# start of INPUT

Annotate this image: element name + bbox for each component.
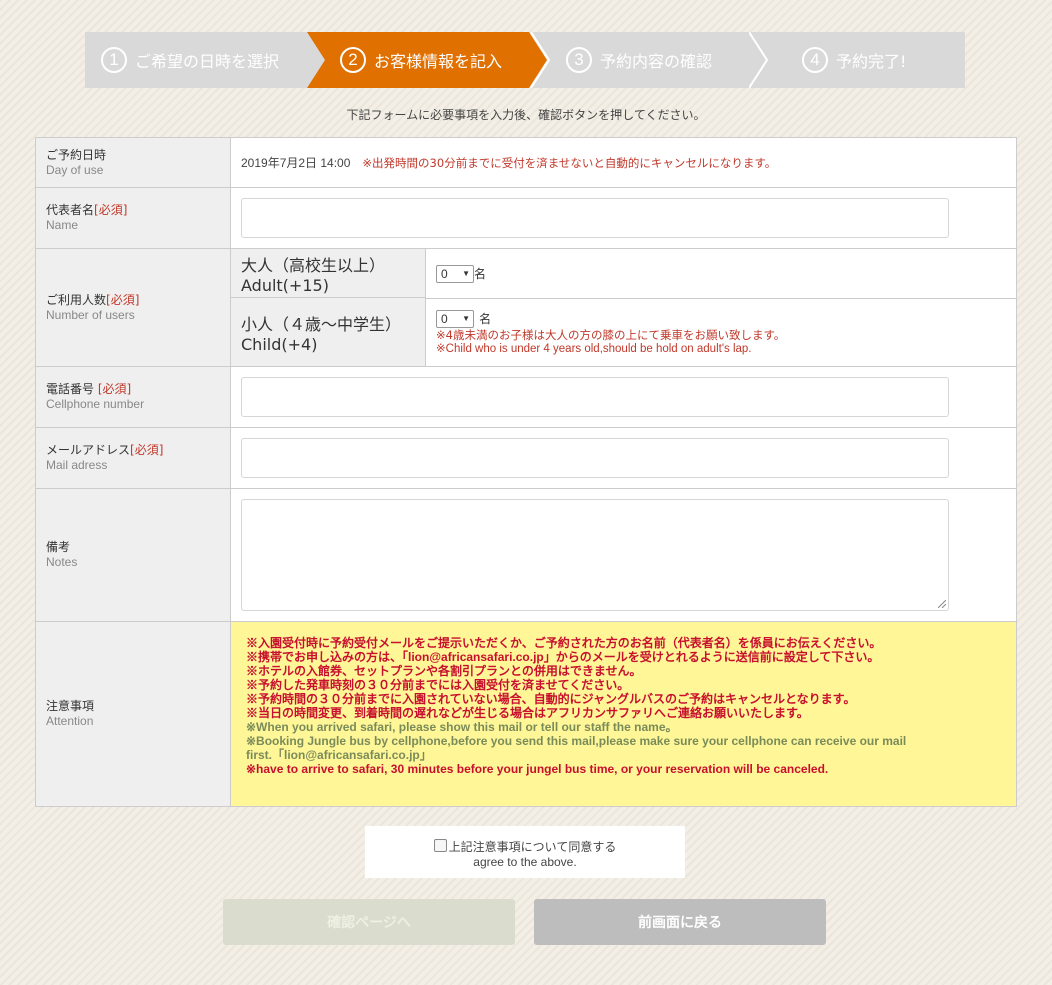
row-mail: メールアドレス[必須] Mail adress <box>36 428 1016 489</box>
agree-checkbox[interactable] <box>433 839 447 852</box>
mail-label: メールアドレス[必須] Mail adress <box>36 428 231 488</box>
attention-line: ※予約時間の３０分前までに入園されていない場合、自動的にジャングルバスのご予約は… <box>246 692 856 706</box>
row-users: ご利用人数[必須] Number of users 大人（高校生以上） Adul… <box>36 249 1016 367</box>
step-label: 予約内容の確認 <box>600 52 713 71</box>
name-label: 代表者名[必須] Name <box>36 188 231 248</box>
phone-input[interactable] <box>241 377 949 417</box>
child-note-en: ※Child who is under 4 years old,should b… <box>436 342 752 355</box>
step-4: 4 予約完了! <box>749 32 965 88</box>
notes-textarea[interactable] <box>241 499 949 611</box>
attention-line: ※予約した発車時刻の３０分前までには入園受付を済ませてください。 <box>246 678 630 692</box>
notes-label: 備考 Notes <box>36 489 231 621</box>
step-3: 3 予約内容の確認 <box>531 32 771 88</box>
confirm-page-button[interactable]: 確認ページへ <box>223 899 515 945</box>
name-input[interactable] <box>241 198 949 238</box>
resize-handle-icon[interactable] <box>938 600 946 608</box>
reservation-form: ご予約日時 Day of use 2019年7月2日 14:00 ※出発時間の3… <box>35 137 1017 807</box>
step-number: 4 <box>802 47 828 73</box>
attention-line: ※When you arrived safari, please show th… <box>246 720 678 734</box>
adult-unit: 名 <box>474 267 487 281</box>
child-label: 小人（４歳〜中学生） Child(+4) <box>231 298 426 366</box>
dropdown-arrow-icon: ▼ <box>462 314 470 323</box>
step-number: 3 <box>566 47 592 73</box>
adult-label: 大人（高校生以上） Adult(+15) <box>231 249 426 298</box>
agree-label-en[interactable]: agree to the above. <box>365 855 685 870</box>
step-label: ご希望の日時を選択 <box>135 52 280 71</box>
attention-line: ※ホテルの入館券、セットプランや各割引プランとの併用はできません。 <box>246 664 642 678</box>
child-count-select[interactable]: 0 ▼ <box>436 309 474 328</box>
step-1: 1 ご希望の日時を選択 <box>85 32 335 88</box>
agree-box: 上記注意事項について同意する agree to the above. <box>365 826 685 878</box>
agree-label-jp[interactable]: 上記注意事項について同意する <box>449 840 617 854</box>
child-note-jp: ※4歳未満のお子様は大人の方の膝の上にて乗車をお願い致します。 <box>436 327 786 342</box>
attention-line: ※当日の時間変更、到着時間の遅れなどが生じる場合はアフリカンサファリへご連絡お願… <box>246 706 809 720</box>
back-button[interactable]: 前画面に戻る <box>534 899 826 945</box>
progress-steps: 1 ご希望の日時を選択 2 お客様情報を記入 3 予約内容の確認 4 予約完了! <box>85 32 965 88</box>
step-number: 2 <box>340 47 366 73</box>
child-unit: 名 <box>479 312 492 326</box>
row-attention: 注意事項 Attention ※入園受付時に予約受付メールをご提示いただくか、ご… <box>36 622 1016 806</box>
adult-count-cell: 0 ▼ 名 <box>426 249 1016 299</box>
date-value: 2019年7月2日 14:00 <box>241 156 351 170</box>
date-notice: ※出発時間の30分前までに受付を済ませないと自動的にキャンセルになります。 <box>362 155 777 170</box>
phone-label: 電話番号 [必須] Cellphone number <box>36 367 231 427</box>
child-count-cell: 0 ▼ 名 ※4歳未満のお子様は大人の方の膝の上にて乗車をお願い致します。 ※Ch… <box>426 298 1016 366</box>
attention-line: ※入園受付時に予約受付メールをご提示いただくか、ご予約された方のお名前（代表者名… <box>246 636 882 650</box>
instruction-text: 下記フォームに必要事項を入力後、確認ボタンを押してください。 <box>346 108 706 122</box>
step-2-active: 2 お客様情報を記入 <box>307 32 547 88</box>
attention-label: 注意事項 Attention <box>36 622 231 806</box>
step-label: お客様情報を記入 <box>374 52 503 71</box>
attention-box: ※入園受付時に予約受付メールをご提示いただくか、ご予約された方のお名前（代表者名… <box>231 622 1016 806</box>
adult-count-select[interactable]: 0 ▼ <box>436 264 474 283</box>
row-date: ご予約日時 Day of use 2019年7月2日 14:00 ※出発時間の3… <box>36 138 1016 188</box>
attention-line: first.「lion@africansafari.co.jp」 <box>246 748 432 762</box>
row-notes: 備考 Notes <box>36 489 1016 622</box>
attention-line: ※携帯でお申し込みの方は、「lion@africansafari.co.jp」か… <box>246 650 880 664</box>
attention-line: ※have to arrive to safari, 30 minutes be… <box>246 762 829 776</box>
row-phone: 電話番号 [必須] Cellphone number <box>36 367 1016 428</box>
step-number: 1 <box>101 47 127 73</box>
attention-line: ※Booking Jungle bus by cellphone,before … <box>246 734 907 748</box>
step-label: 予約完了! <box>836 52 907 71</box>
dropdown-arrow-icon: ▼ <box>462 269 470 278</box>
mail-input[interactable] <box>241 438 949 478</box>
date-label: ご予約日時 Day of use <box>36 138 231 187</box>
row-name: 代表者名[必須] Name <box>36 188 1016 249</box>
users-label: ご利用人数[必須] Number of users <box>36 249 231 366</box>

# end of INPUT
# start of INPUT

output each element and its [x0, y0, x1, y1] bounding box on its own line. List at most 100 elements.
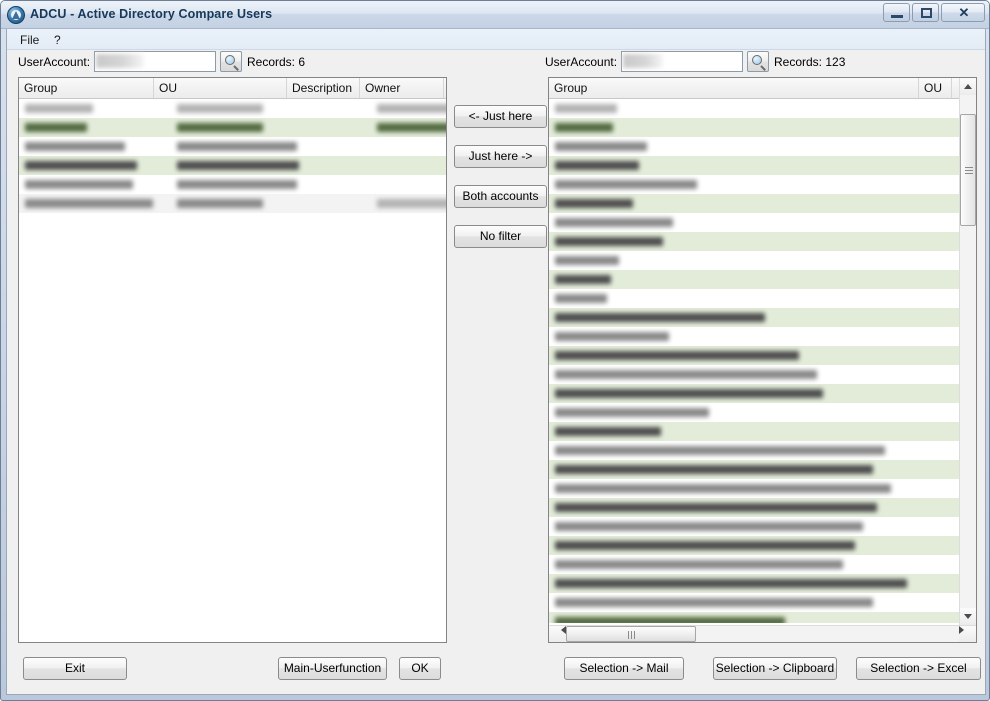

# end of INPUT
# start of INPUT

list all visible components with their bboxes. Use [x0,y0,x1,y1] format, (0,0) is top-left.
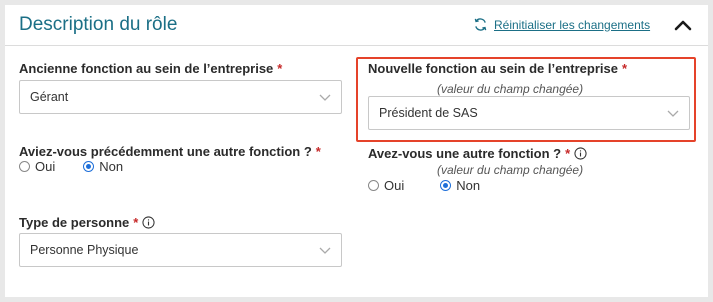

# end of INPUT

INSTRUCTIONS TO FOLLOW: Turn the listing into a numbered list, starting at the line containing "Annotate this image: element" and stopping after the line containing "step-number: 3 <box>566 47 592 73</box>". Omit blank lines and pictures.

WRITTEN RESPONSE:
1. Annotate this image: element name + bbox for each component.
2. row-mail: メールアドレス[必須] Mail adress <box>36 428 1016 489</box>
3. agree-checkbox[interactable] <box>433 839 447 852</box>
4. mail-label: メールアドレス[必須] Mail adress <box>36 428 231 488</box>
5. attention-line: ※予約時間の３０分前までに入園されていない場合、自動的にジャングルバスのご予約は… <box>246 692 856 706</box>
6. row-users: ご利用人数[必須] Number of users 大人（高校生以上） Adul… <box>36 249 1016 367</box>
7. step-label: 予約内容の確認 <box>600 52 713 71</box>
8. name-label: 代表者名[必須] Name <box>36 188 231 248</box>
9. phone-input[interactable] <box>241 377 949 417</box>
10. child-note-en: ※Child who is under 4 years old,should b… <box>436 342 752 355</box>
11. step-4: 4 予約完了! <box>749 32 965 88</box>
12. notes-textarea[interactable] <box>241 499 949 611</box>
13. attention-line: ※予約した発車時刻の３０分前までには入園受付を済ませてください。 <box>246 678 630 692</box>
14. notes-label: 備考 Notes <box>36 489 231 621</box>
15. step-3: 3 予約内容の確認 <box>531 32 771 88</box>
16. confirm-page-button[interactable]: 確認ページへ <box>223 899 515 945</box>
17. name-input[interactable] <box>241 198 949 238</box>
18. resize-handle-icon[interactable] <box>938 600 946 608</box>
19. reservation-form: ご予約日時 Day of use 2019年7月2日 14:00 ※出発時間の3… <box>35 137 1017 807</box>
20. step-number: 4 <box>802 47 828 73</box>
21. attention-line: ※When you arrived safari, please show th… <box>246 720 678 734</box>
22. adult-unit: 名 <box>474 267 487 281</box>
23. child-label: 小人（４歳〜中学生） Child(+4) <box>231 298 426 366</box>
24. dropdown-arrow-icon: ▼ <box>462 314 470 323</box>
25. step-number: 3 <box>566 47 592 73</box>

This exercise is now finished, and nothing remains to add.